- **Provided data**:

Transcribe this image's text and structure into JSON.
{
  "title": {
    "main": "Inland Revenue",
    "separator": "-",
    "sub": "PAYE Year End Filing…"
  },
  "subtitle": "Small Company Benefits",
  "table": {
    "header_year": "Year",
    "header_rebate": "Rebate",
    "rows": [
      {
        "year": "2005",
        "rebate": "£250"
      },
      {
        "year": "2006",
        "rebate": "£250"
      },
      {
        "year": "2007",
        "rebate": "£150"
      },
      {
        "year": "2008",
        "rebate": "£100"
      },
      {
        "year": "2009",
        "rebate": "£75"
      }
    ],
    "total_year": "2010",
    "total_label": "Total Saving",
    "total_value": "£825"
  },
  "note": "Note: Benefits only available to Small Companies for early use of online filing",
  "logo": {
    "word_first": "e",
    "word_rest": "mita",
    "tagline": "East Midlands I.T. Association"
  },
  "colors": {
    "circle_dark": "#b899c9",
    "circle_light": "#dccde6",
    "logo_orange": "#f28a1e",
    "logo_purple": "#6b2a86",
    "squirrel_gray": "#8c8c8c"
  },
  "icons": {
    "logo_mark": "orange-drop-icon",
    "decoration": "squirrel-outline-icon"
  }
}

--

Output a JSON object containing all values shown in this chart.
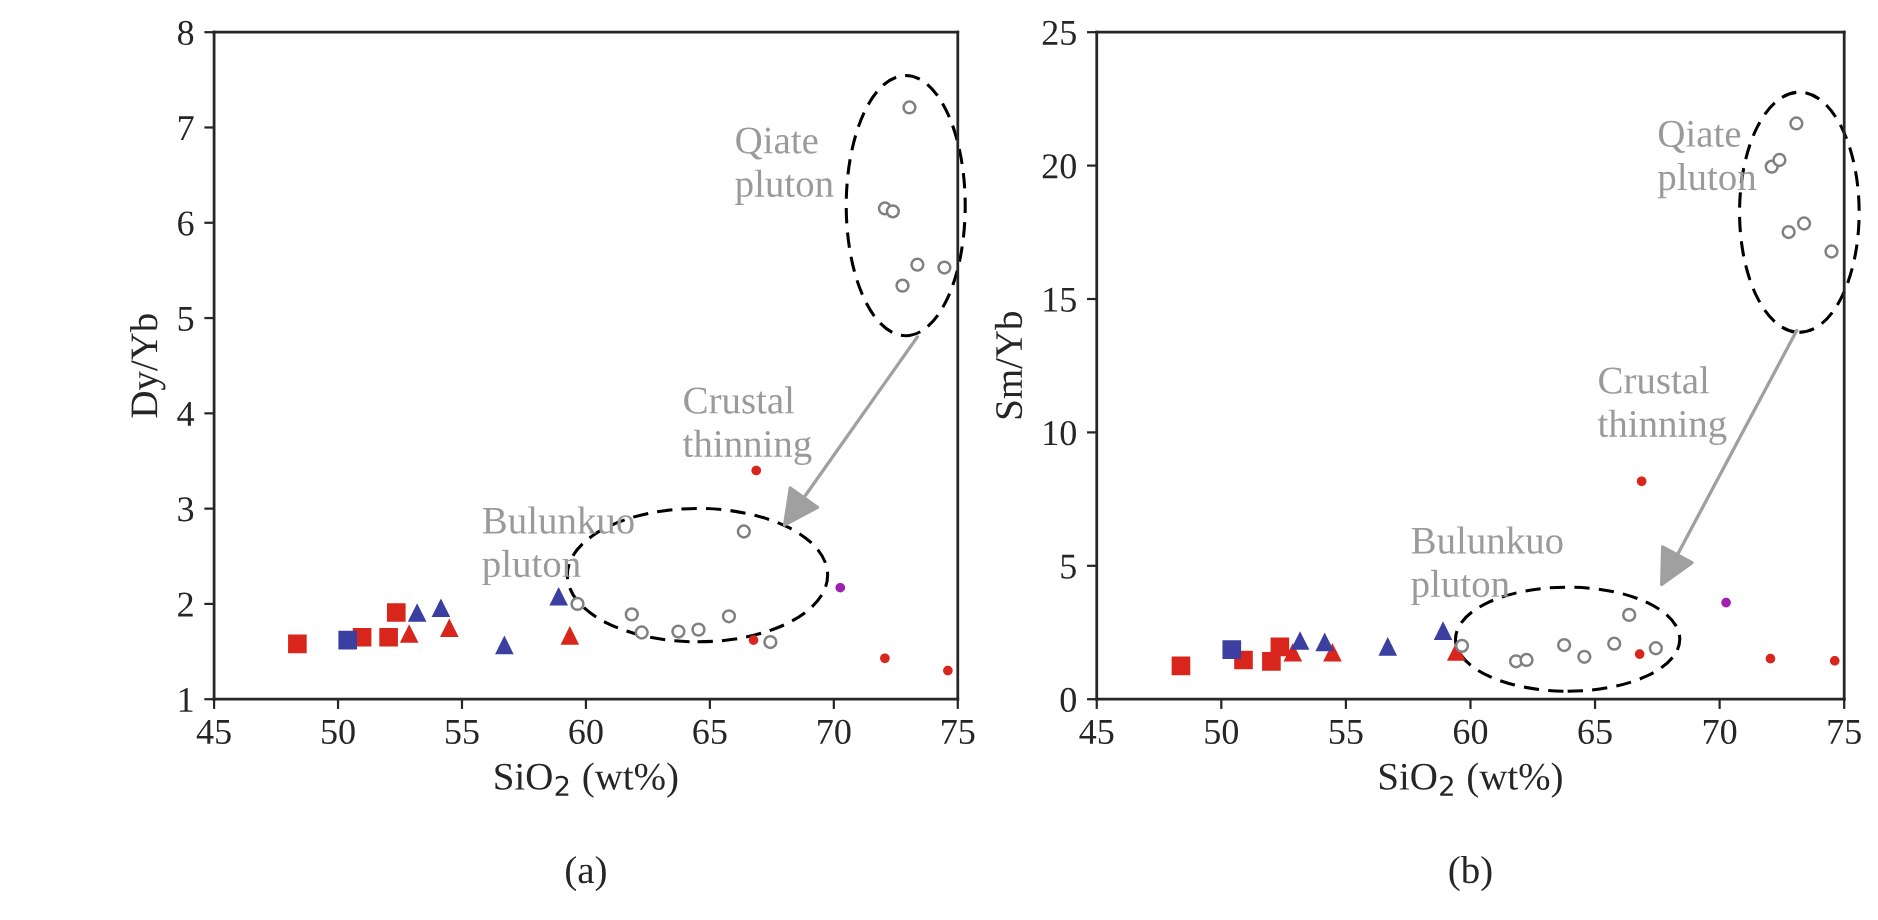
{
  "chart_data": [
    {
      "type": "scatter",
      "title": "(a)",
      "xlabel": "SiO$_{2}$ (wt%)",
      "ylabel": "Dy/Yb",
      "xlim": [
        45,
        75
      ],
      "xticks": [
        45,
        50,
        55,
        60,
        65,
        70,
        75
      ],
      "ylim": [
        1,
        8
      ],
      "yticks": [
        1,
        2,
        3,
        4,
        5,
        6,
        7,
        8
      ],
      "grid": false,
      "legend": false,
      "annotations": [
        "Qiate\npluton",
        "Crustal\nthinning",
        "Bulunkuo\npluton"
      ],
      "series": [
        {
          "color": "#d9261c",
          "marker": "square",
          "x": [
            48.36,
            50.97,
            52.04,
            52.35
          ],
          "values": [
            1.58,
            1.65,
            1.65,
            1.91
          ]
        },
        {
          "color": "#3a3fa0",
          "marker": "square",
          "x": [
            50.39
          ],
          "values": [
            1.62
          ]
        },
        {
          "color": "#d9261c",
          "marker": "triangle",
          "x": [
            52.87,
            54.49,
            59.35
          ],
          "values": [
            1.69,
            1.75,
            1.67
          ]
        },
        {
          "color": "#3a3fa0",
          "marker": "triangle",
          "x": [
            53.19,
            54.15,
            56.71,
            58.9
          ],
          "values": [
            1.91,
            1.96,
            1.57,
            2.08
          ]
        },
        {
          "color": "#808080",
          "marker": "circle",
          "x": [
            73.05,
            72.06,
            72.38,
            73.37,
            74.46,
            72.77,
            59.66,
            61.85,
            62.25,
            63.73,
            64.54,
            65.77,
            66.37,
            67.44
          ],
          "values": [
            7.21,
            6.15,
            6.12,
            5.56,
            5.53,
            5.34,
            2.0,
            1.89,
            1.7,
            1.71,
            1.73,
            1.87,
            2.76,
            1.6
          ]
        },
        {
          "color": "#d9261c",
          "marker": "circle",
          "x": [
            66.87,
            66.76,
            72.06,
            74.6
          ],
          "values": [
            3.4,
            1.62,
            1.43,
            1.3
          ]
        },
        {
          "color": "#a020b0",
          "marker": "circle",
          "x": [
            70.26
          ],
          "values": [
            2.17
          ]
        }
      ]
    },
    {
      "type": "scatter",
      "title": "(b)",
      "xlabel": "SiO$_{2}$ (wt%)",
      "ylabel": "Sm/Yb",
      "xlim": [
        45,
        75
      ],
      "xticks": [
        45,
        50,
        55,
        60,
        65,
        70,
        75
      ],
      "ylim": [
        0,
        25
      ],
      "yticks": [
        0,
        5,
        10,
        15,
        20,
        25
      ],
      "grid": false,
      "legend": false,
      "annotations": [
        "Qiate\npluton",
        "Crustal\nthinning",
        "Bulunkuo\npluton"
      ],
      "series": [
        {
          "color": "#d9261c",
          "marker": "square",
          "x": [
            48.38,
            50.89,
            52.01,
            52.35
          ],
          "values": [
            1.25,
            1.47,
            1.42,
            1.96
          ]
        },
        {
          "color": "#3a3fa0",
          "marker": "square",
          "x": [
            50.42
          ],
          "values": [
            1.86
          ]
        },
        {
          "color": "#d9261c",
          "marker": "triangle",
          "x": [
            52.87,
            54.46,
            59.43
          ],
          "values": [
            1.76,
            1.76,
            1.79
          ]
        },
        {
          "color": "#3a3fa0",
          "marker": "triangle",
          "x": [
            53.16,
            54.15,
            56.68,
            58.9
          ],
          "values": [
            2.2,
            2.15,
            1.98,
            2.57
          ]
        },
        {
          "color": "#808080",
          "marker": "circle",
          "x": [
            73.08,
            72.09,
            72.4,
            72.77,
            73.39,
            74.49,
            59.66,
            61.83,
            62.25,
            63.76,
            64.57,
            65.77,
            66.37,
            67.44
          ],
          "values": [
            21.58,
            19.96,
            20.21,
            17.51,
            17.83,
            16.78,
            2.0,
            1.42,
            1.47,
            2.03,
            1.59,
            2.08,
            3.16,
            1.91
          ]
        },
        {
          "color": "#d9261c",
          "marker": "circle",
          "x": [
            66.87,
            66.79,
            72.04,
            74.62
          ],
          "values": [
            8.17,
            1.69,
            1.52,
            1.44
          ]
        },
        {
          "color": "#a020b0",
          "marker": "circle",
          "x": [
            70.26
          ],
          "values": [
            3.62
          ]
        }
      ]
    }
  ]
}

- **Task prompt**:
Copy every line of the records above that holds the word "this".

- **Answer to the task**:
Transcribe this image's text and structure into JSON.
Output a JSON object containing all values shown in this chart.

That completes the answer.